## Information supplied
───

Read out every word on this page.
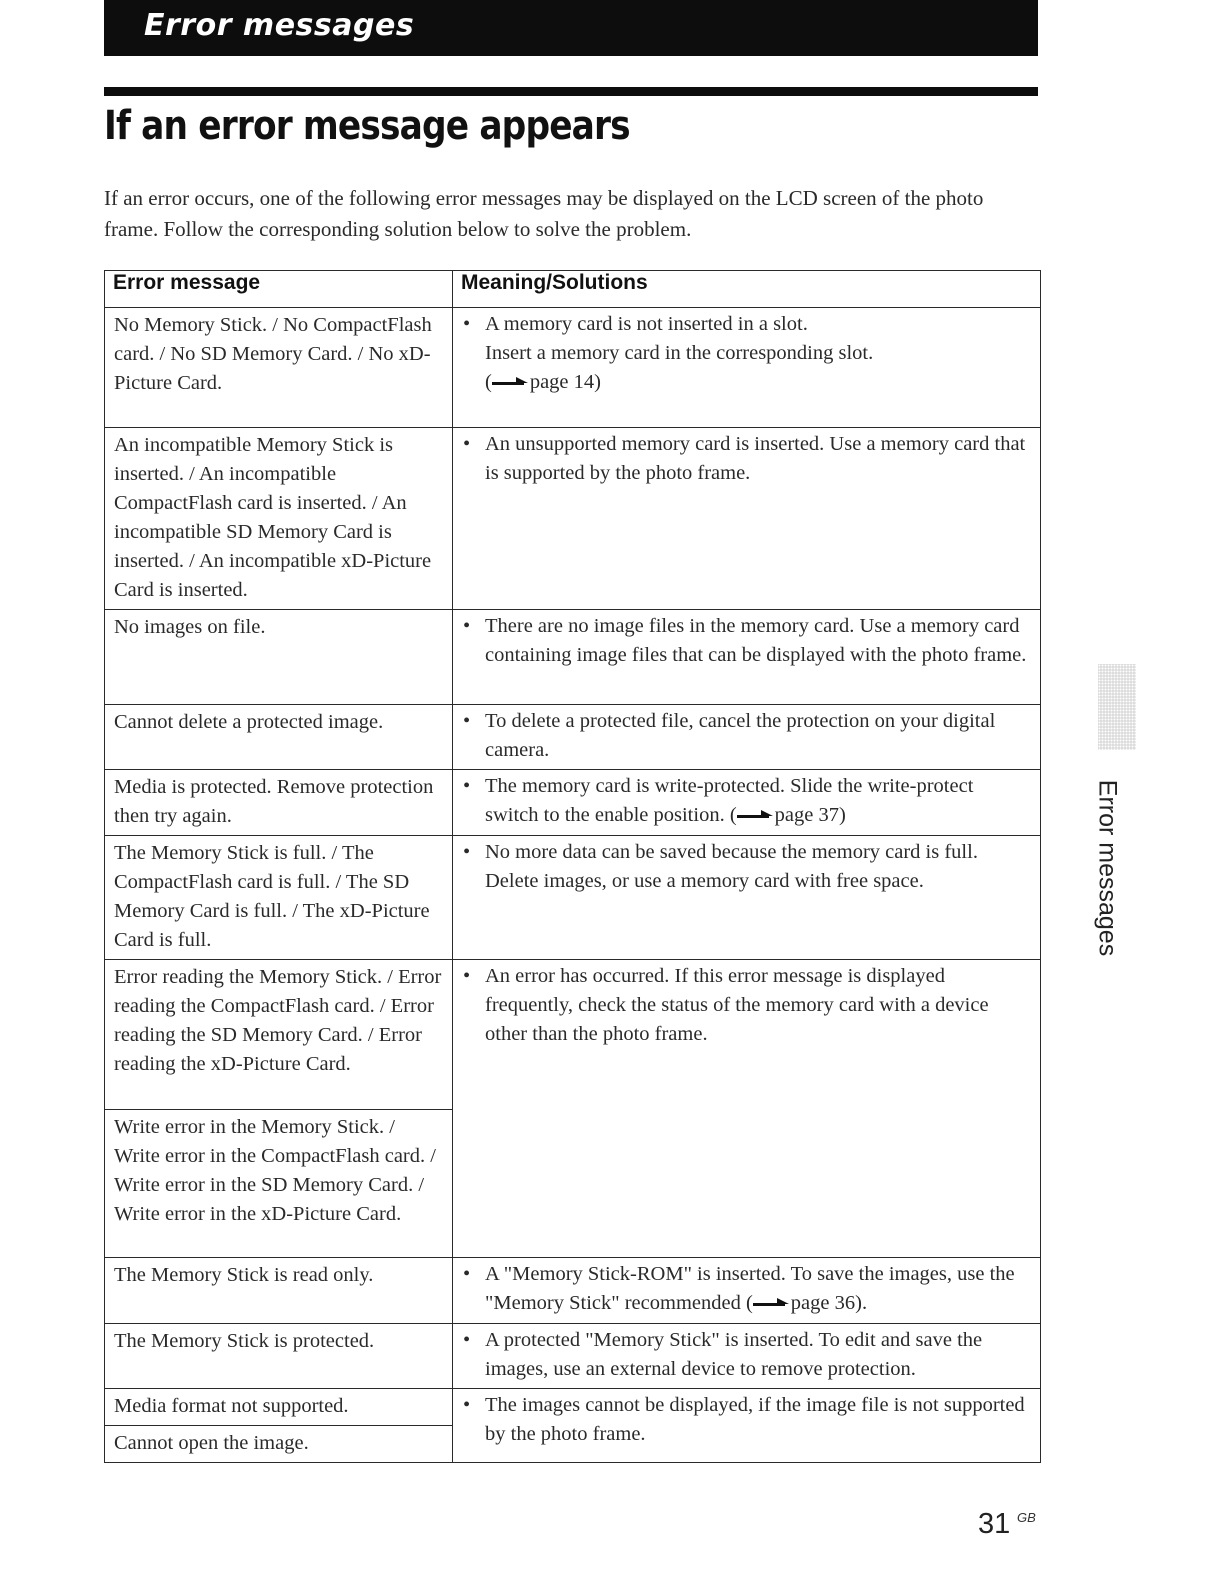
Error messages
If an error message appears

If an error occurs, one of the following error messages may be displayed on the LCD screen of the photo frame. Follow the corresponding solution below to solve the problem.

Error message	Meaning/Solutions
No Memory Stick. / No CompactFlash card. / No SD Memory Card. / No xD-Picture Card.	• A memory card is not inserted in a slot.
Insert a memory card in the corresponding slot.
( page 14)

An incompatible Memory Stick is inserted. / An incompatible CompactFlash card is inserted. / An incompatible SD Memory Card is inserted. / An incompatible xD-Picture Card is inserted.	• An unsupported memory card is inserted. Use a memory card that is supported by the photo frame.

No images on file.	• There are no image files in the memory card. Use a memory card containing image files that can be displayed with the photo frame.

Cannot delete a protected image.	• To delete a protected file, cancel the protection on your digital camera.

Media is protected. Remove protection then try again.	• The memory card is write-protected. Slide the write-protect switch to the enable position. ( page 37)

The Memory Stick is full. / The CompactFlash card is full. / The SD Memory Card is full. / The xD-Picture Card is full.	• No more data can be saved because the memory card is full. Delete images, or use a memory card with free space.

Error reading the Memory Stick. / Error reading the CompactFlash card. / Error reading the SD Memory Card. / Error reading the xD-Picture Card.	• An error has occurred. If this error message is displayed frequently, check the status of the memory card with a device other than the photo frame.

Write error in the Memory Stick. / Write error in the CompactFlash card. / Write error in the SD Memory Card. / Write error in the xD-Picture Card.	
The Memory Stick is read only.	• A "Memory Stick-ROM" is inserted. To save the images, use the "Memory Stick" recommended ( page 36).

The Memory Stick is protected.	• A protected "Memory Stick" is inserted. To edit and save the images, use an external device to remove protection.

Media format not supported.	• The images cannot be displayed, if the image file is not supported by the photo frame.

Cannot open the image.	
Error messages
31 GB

───

## Given task
Reproduce the data verbatim. Do not carry any picture into the copy.

## Answer
Read out every word on this page.
Error messages
If an error message appears

If an error occurs, one of the following error messages may be displayed on the LCD screen of the photo frame. Follow the corresponding solution below to solve the problem.

Error message	Meaning/Solutions
No Memory Stick. / No CompactFlash card. / No SD Memory Card. / No xD-Picture Card.	• A memory card is not inserted in a slot.
Insert a memory card in the corresponding slot.
( page 14)

An incompatible Memory Stick is inserted. / An incompatible CompactFlash card is inserted. / An incompatible SD Memory Card is inserted. / An incompatible xD-Picture Card is inserted.	• An unsupported memory card is inserted. Use a memory card that is supported by the photo frame.

No images on file.	• There are no image files in the memory card. Use a memory card containing image files that can be displayed with the photo frame.

Cannot delete a protected image.	• To delete a protected file, cancel the protection on your digital camera.

Media is protected. Remove protection then try again.	• The memory card is write-protected. Slide the write-protect switch to the enable position. ( page 37)

The Memory Stick is full. / The CompactFlash card is full. / The SD Memory Card is full. / The xD-Picture Card is full.	• No more data can be saved because the memory card is full. Delete images, or use a memory card with free space.

Error reading the Memory Stick. / Error reading the CompactFlash card. / Error reading the SD Memory Card. / Error reading the xD-Picture Card.	• An error has occurred. If this error message is displayed frequently, check the status of the memory card with a device other than the photo frame.

Write error in the Memory Stick. / Write error in the CompactFlash card. / Write error in the SD Memory Card. / Write error in the xD-Picture Card.	
The Memory Stick is read only.	• A "Memory Stick-ROM" is inserted. To save the images, use the "Memory Stick" recommended ( page 36).

The Memory Stick is protected.	• A protected "Memory Stick" is inserted. To edit and save the images, use an external device to remove protection.

Media format not supported.	• The images cannot be displayed, if the image file is not supported by the photo frame.

Cannot open the image.	
Error messages
31 GB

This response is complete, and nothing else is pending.